The entries below are to be written out again without alteration.

— ITEMS —
....................

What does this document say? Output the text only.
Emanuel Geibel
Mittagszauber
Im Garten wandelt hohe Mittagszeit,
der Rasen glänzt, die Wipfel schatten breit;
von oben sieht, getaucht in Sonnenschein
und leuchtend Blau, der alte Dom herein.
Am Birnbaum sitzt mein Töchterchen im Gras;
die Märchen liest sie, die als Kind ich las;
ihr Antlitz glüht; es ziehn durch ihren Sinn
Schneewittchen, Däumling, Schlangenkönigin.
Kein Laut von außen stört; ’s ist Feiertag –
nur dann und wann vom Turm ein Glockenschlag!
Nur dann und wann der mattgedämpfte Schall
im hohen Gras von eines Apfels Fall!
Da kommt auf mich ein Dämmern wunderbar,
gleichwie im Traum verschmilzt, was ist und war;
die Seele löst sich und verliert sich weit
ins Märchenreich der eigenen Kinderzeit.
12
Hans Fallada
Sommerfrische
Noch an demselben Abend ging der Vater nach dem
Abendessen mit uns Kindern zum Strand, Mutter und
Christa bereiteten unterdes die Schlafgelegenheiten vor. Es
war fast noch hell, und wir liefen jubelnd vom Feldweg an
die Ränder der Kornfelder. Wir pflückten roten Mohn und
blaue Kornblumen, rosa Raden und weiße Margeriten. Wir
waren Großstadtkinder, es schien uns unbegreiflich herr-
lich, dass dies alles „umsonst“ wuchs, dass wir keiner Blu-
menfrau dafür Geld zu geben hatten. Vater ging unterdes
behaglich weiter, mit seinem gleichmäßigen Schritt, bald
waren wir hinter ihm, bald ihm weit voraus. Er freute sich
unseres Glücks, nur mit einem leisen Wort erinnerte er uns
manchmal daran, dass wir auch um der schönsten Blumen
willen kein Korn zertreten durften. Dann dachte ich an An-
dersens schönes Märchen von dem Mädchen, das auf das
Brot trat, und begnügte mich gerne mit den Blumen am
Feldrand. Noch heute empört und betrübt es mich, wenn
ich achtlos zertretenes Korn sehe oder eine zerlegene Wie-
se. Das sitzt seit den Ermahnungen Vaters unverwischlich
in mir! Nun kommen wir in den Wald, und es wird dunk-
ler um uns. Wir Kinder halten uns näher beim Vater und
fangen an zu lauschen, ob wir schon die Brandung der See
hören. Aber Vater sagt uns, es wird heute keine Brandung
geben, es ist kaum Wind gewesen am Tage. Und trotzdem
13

....................

— TASK OUTPUT —
What does this document say? Output the text only.
Emanuel Geibel
Mittagszauber
Im Garten wandelt hohe Mittagszeit,
der Rasen glänzt, die Wipfel schatten breit;
von oben sieht, getaucht in Sonnenschein
und leuchtend Blau, der alte Dom herein.
Am Birnbaum sitzt mein Töchterchen im Gras;
die Märchen liest sie, die als Kind ich las;
ihr Antlitz glüht; es ziehn durch ihren Sinn
Schneewittchen, Däumling, Schlangenkönigin.
Kein Laut von außen stört; ’s ist Feiertag –
nur dann und wann vom Turm ein Glockenschlag!
Nur dann und wann der mattgedämpfte Schall
im hohen Gras von eines Apfels Fall!
Da kommt auf mich ein Dämmern wunderbar,
gleichwie im Traum verschmilzt, was ist und war;
die Seele löst sich und verliert sich weit
ins Märchenreich der eigenen Kinderzeit.
12
Hans Fallada
Sommerfrische
Noch an demselben Abend ging der Vater nach dem
Abendessen mit uns Kindern zum Strand, Mutter und
Christa bereiteten unterdes die Schlafgelegenheiten vor. Es
war fast noch hell, und wir liefen jubelnd vom Feldweg an
die Ränder der Kornfelder. Wir pflückten roten Mohn und
blaue Kornblumen, rosa Raden und weiße Margeriten. Wir
waren Großstadtkinder, es schien uns unbegreiflich herr-
lich, dass dies alles „umsonst“ wuchs, dass wir keiner Blu-
menfrau dafür Geld zu geben hatten. Vater ging unterdes
behaglich weiter, mit seinem gleichmäßigen Schritt, bald
waren wir hinter ihm, bald ihm weit voraus. Er freute sich
unseres Glücks, nur mit einem leisen Wort erinnerte er uns
manchmal daran, dass wir auch um der schönsten Blumen
willen kein Korn zertreten durften. Dann dachte ich an An-
dersens schönes Märchen von dem Mädchen, das auf das
Brot trat, und begnügte mich gerne mit den Blumen am
Feldrand. Noch heute empört und betrübt es mich, wenn
ich achtlos zertretenes Korn sehe oder eine zerlegene Wie-
se. Das sitzt seit den Ermahnungen Vaters unverwischlich
in mir! Nun kommen wir in den Wald, und es wird dunk-
ler um uns. Wir Kinder halten uns näher beim Vater und
fangen an zu lauschen, ob wir schon die Brandung der See
hören. Aber Vater sagt uns, es wird heute keine Brandung
geben, es ist kaum Wind gewesen am Tage. Und trotzdem
13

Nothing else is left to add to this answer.